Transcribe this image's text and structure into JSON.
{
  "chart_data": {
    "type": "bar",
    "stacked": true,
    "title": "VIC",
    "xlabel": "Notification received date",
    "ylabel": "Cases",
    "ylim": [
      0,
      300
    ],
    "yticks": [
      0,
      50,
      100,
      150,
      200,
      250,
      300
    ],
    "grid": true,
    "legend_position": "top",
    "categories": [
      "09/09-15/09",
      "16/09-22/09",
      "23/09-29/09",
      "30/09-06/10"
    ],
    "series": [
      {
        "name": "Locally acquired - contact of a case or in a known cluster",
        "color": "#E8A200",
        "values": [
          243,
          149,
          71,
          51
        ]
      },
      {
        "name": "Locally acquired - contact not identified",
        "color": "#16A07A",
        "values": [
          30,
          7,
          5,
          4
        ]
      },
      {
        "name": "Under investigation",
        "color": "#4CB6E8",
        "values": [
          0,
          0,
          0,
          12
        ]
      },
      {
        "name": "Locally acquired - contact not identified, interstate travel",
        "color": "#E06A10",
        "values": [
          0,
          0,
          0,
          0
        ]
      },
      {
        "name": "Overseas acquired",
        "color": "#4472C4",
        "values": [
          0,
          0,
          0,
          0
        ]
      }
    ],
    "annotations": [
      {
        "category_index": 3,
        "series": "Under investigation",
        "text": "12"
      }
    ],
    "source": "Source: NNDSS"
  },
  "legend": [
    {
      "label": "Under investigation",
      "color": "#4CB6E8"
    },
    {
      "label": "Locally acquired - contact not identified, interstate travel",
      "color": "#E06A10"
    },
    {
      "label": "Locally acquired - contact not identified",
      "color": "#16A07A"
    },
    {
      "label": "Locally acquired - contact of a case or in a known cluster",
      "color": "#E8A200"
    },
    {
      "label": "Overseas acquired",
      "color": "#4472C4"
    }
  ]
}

== == ==

**Task requirements**
Pull out all lines in the data above that include "Under".

**Correct output**
        "name": "Under investigation",
        "series": "Under investigation",
      "label": "Under investigation",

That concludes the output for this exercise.